◆ Input records ◆
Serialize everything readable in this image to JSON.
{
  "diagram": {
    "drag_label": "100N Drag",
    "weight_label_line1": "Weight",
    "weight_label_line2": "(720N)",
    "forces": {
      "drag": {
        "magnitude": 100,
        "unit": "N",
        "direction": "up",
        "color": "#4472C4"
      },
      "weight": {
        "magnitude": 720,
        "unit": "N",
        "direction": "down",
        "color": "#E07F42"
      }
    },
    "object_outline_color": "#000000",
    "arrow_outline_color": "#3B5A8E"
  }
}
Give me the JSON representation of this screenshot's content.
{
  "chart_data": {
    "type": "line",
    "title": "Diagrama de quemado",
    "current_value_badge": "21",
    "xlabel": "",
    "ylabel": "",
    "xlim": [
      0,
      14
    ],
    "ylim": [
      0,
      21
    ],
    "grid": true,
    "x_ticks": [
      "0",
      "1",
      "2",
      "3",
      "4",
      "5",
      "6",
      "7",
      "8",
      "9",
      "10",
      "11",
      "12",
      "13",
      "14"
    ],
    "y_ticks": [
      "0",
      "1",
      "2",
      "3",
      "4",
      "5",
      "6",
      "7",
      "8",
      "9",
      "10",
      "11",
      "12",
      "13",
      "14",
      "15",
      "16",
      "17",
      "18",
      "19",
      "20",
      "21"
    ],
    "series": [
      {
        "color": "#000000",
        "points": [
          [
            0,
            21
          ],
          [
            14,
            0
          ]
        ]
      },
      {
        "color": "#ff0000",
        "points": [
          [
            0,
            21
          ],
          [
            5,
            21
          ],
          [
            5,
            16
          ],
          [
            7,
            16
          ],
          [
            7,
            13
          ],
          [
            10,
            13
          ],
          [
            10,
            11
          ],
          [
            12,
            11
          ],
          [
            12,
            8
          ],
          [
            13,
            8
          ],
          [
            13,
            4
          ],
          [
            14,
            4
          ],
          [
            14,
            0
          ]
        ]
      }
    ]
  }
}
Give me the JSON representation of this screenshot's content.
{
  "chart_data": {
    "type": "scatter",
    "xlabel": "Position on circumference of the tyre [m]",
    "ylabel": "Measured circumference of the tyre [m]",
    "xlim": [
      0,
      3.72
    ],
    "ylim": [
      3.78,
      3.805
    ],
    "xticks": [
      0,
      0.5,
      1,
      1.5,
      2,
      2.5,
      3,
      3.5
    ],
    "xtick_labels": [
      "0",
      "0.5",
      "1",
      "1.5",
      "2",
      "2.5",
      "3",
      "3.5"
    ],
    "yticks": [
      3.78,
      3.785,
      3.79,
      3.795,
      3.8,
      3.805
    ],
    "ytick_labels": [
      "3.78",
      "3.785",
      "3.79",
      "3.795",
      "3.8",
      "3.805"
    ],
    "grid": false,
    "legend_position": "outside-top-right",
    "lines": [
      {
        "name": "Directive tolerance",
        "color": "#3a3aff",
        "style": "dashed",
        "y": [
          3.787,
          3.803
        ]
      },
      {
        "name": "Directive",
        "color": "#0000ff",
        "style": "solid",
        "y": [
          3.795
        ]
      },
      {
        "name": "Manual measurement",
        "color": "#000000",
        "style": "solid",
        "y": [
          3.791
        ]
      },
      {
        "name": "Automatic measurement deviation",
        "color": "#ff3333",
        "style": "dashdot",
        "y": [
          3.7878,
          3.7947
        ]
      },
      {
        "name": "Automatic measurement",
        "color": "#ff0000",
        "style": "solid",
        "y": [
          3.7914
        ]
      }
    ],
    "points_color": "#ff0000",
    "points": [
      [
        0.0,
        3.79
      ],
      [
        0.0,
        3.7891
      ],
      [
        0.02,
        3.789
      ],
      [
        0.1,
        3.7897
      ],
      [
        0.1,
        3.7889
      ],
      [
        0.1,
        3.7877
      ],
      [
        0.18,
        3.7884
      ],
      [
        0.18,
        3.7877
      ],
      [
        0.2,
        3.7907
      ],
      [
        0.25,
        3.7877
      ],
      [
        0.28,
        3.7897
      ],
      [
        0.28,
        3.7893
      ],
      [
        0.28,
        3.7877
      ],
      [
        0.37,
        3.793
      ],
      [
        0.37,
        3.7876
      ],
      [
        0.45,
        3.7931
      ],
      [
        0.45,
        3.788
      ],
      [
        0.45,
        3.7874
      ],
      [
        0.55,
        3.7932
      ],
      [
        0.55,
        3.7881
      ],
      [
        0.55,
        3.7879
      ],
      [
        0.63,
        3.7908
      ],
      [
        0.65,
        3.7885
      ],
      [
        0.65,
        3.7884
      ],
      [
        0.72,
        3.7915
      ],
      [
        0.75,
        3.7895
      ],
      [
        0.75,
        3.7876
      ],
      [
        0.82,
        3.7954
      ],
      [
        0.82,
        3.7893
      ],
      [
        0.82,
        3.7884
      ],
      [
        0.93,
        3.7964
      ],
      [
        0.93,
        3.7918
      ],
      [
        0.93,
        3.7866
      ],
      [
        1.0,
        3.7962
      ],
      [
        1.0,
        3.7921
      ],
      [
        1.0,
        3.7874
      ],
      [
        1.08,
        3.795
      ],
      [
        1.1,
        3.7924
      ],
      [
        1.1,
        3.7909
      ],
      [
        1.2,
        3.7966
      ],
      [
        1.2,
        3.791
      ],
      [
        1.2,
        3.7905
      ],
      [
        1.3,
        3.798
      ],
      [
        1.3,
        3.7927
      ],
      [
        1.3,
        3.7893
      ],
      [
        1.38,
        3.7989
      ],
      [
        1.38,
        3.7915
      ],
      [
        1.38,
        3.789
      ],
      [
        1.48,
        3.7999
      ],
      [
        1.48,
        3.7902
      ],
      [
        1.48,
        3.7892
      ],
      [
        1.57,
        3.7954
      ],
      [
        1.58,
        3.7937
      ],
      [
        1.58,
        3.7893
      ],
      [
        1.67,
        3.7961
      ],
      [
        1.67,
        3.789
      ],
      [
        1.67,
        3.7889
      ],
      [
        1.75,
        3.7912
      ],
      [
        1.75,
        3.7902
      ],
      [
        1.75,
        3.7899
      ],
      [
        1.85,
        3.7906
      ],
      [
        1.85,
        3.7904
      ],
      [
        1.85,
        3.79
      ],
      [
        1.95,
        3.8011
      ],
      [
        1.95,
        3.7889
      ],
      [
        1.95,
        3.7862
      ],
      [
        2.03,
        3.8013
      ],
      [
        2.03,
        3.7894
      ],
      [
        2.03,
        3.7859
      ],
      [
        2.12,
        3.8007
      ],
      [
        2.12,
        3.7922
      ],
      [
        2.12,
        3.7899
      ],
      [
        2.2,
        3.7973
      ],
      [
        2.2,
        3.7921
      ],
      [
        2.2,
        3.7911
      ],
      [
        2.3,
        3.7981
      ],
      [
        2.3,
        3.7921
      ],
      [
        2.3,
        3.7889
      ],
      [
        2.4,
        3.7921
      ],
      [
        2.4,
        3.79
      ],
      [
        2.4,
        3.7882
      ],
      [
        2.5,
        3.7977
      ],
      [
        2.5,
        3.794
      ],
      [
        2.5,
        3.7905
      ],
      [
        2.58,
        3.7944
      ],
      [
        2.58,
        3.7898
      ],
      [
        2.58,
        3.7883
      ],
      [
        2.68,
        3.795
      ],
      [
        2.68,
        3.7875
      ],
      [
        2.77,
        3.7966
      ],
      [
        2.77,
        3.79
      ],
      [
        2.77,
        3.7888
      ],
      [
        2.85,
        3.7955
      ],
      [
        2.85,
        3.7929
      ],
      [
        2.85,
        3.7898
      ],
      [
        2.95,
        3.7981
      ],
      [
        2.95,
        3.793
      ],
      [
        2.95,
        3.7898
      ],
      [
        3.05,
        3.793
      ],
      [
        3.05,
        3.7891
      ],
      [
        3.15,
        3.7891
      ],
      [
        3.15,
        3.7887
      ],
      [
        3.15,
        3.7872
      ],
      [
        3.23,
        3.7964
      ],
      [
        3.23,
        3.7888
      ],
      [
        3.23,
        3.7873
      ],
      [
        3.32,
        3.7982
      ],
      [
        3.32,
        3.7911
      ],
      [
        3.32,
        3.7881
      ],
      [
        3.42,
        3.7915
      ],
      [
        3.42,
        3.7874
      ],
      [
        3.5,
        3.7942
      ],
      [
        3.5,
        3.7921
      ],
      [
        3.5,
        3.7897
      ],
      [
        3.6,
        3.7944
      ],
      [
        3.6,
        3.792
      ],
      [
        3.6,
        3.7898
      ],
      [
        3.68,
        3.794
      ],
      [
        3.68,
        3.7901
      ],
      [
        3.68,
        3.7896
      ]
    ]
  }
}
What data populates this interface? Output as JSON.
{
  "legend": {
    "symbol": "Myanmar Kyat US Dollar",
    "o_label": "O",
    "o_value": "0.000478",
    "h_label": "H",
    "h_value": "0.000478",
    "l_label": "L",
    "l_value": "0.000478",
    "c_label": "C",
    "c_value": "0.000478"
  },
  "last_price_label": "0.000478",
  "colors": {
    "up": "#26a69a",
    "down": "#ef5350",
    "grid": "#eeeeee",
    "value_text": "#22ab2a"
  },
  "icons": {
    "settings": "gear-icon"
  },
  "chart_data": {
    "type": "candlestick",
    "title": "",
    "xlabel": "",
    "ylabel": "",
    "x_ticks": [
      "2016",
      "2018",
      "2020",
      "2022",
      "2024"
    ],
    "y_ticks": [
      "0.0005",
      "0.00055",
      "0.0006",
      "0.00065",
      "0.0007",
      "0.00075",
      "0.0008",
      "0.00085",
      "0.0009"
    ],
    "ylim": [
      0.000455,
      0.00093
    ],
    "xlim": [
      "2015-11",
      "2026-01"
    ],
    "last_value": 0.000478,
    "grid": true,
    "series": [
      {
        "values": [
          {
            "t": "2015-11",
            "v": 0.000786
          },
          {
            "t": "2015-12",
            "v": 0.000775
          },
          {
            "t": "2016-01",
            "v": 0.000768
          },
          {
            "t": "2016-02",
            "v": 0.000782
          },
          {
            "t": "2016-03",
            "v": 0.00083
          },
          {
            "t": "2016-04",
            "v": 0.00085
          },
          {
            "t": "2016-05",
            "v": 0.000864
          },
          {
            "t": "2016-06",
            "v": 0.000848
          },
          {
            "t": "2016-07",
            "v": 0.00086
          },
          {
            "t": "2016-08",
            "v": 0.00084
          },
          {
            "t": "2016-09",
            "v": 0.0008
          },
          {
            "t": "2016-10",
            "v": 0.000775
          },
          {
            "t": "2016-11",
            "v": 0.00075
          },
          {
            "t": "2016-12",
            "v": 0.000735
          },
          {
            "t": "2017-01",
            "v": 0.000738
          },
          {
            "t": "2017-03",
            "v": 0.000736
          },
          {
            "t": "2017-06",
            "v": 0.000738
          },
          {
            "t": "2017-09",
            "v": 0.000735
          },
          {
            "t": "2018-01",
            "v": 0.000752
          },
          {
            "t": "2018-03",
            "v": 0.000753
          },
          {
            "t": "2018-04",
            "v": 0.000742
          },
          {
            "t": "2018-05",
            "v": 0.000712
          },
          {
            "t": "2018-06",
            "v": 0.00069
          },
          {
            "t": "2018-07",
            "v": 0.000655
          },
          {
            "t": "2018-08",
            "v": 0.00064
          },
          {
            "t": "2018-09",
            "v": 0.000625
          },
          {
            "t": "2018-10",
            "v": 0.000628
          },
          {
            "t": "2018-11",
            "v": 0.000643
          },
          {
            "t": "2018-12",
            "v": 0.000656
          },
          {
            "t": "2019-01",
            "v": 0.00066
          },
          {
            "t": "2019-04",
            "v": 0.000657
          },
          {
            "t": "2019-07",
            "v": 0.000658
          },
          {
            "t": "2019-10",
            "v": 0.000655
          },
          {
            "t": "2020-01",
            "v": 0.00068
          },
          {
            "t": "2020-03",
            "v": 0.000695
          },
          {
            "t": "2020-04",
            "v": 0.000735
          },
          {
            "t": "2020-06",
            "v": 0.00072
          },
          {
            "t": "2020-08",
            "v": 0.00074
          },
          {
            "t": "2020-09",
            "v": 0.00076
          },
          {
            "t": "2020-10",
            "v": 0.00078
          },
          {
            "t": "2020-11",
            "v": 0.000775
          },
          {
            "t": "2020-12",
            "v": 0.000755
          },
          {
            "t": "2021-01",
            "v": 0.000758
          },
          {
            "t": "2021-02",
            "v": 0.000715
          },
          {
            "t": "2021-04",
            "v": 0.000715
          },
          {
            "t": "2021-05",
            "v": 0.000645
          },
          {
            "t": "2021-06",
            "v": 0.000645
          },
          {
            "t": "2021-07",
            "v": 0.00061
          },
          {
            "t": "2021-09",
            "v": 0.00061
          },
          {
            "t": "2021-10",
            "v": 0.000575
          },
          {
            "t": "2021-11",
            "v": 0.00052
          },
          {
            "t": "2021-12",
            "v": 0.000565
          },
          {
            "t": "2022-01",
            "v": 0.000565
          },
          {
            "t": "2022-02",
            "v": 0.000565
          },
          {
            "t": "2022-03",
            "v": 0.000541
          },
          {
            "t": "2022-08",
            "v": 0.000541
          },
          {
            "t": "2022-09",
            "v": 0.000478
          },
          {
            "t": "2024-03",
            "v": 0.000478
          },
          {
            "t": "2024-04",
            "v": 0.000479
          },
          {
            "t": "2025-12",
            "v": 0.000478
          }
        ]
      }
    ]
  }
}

◆ Requirement ◆
Look through the material above. Copy each line where the word "JSON" appears.

◆ Correct result ◆
Serialize everything readable in this image to JSON.
Give me the JSON representation of this screenshot's content.
Give me the JSON representation of this screenshot's content.
What data populates this interface? Output as JSON.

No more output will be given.